### Source
At the heart of it, there is a recursive function f, which acts very simply. The vvlist variable is a linked list of already visited vertices. The second argument is a sub-tree of the main word tree, which corresponds to the sequence of already visited vertices (converted to letters. To understand better what the sub-tree is, see the mentioned post). When the sub-tree starts with {} -> {}, this means (by the way word tree is constructed), that the sequence of vertices corresponds to a valid word, so we record it. In any case, if the subtree is not {}, we Scan our function recursively on adjacent vertices, removing from them those we already visited.

The final functions we need are the one to convert vertex sequences to words, and the one to construct the trie data structure. Here they are:

Clear[wordsFromVertexSequences];
wordsFromVertexSequences[vseqs_List, letterRules_] :=
   Map[StringJoin, vseqs /. letterRules];

ClearAll[getWordTree];
getWordTree[minLen_Integer: 1, maxLen : (_Integer | Infinity) : Infinity] :=
  makeTree[
     Select[ToLowerCase@DictionaryLookup["*"], 
     minLen <= StringLength[#] <= maxLen &]];

The function to bring this all together:

ClearAll[getWords];
getWords[board_String, wordTree_] :=
   getWords[ToLowerCase@ImportString@board, wordTree];
getWords[lboard_, wordTree_] :=
   Module[{lrules, adjrules},
   {lrules, adjrules} = getLetterAndAdjacencyRules[lboard ];
   wordsFromVertexSequences[
       getVertexSequences[adjrules, lrules, wordTree, 
          Times @@ Dimensions[lboard]],
       lrules
   ]
];

Illustration

First, construct a full tree of all words in a dictionary. This preprocessing step can take a little while:

largeTree = getWordTree[];

Now, construct the word matrix:

wmat = ToLowerCase@ImportString@
  "F X I E
   A M L O
   E W B X
   A S T U"

{{"f", "x", "i", "e"}, {"a", "m", "l", "o"}, {"e", "w", "b","x"}, {"a", "s", "t", "u"}}

Next, construct the rules for vertex-to-letter conversion and adjacency rules:

({lrules,adjrules} = getLetterAndAdjacencyRules[wmat])//Short[#,3]&
{Dispatch[{1->f,2->x,3->i,4->e,5->a,6->m,7->l,8->o,9->e,10->w,11->b,
  12->x,13->a,14->s,15->t,16->u},-DispatchTables-],
    Dispatch[{1->{2,5,6},<<14>>,16->{11,12,15}},<<1>>]}

We are now ready to use our function:

(seqs = getVertexSequences[adjrules,lrules,largeTree,16])//Short//AbsoluteTiming
{0.0185547,{{1,5},{1,5,2},{1,5,6,9},{1,6},<<89>>,{15,14},
     {15,16,11},{15,16,11,14},{15,16,12}}}

Note that it took very little time to get the result. We can finally convert it to words:

wordsFromVertexSequences[seqs,lrules]//Short

{fa,fax,fame,fm,xi,xml,xl,<<84>>,twas,tb,ts,tub,tubs,tux}

The way to call a final function:

(* Do this only once per session *)
$largeTree = getWordTree[3];

board = ToLowerCase@ImportString@"F X I E
  A M L O
  E W B X
  A S T U"

getWords[board, $largeTree]

{fax,fame,xml,imf,eli,elm,elma,<<59>>,stub,twa,twa,twas,tub,tubs,tux}

(note that the result differs from that in illustration section, since I am now using the word tree with words with less than 3 letters excluded - using the $largeTree rather than largeTree now).

### Problem description
From the text on finding words in a letter grid, write out word for word the part that begins at "(note that the" and ends after "than largeTree now).". You won't need the entries for this.

### Data excerpts
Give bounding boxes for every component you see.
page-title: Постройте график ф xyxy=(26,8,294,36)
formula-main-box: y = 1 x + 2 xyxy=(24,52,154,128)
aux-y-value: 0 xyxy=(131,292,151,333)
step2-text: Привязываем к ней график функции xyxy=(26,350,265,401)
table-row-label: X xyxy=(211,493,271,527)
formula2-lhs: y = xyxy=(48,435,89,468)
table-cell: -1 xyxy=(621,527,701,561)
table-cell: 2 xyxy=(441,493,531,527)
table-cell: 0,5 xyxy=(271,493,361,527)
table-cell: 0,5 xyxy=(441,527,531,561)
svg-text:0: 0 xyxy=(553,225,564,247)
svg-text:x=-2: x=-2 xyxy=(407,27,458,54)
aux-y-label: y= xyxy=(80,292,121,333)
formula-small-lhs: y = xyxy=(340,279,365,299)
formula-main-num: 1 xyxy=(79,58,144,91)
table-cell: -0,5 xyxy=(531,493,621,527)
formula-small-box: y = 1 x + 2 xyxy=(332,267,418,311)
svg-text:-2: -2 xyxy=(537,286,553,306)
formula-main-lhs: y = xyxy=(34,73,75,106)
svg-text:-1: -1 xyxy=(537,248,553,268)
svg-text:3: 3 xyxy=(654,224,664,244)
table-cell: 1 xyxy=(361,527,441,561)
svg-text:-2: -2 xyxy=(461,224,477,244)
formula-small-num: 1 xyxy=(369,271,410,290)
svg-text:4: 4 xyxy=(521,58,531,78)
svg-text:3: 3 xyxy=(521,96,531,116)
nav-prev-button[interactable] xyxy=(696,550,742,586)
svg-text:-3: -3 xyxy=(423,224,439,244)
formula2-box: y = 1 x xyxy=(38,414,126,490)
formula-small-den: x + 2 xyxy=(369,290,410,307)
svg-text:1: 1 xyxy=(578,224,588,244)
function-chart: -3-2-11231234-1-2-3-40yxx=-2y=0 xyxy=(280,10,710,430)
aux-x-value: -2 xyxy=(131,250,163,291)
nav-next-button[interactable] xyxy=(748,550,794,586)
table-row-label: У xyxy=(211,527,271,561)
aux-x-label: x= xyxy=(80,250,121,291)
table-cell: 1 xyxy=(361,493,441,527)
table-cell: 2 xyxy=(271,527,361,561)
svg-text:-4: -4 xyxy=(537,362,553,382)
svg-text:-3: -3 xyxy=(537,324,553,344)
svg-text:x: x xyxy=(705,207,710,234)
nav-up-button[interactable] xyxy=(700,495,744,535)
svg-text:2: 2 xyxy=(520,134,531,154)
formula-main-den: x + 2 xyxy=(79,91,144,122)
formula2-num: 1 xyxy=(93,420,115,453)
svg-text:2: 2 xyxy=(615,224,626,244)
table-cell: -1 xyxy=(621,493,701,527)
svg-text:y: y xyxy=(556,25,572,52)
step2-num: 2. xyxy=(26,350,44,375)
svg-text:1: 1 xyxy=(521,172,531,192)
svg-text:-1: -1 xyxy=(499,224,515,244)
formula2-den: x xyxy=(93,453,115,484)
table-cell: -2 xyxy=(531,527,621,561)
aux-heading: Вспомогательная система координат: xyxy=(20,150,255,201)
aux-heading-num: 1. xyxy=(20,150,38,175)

### Result of this exercise
(note that the result differs from that in illustration section, since I am now using the word tree with words with less than 3 letters excluded - using the $largeTree rather than largeTree now).